— start of Excerpted data —

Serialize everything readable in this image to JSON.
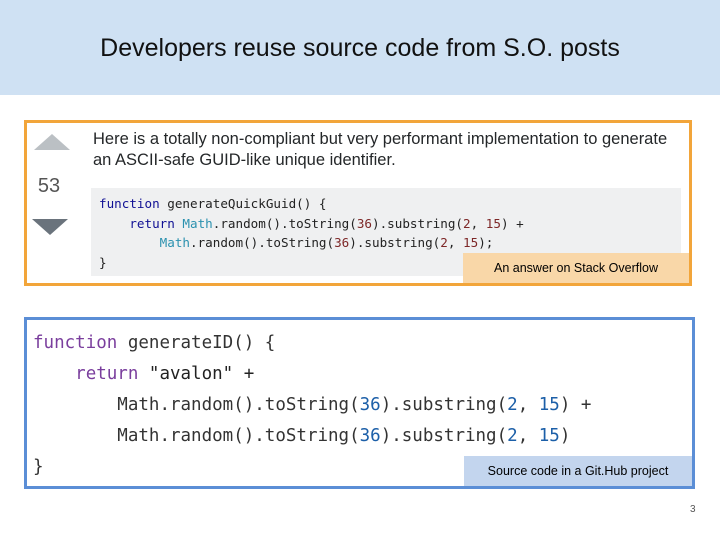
{
  "slide": {
    "title": "Developers reuse source code from S.O. posts",
    "page_number": "3"
  },
  "stackoverflow": {
    "vote_count": "53",
    "answer_text": "Here is a totally non-compliant but very performant implementation to generate an ASCII-safe GUID-like unique identifier.",
    "code": {
      "l1_kw": "function",
      "l1_rest": " generateQuickGuid() {",
      "l2_indent": "    ",
      "l2_kw": "return",
      "l2_obj": " Math",
      "l2_a": ".random().toString(",
      "l2_n1": "36",
      "l2_b": ").substring(",
      "l2_n2": "2",
      "l2_c": ", ",
      "l2_n3": "15",
      "l2_d": ") +",
      "l3_indent": "        ",
      "l3_obj": "Math",
      "l3_a": ".random().toString(",
      "l3_n1": "36",
      "l3_b": ").substring(",
      "l3_n2": "2",
      "l3_c": ", ",
      "l3_n3": "15",
      "l3_d": ");",
      "l4": "}"
    },
    "caption": "An answer on Stack Overflow",
    "colors": {
      "border": "#f2a53a",
      "caption_bg": "#f9d7a8"
    }
  },
  "github": {
    "code": {
      "l1_kw": "function",
      "l1_rest": " generateID() {",
      "l2_indent": "    ",
      "l2_kw": "return",
      "l2_str": " \"avalon\" +",
      "l3_indent": "        ",
      "l3_a": "Math.random().toString(",
      "l3_n1": "36",
      "l3_b": ").substring(",
      "l3_n2": "2",
      "l3_c": ", ",
      "l3_n3": "15",
      "l3_d": ") +",
      "l4_indent": "        ",
      "l4_a": "Math.random().toString(",
      "l4_n1": "36",
      "l4_b": ").substring(",
      "l4_n2": "2",
      "l4_c": ", ",
      "l4_n3": "15",
      "l4_d": ")",
      "l5": "}"
    },
    "caption": "Source code in a Git.Hub project",
    "colors": {
      "border": "#5b8ed6",
      "caption_bg": "#c3d5ee"
    }
  }
}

— end of Excerpted data —

→ Exercise task: Lines containing the word "random" are to be counted in the listing; state their number alone.

→ Task result: 4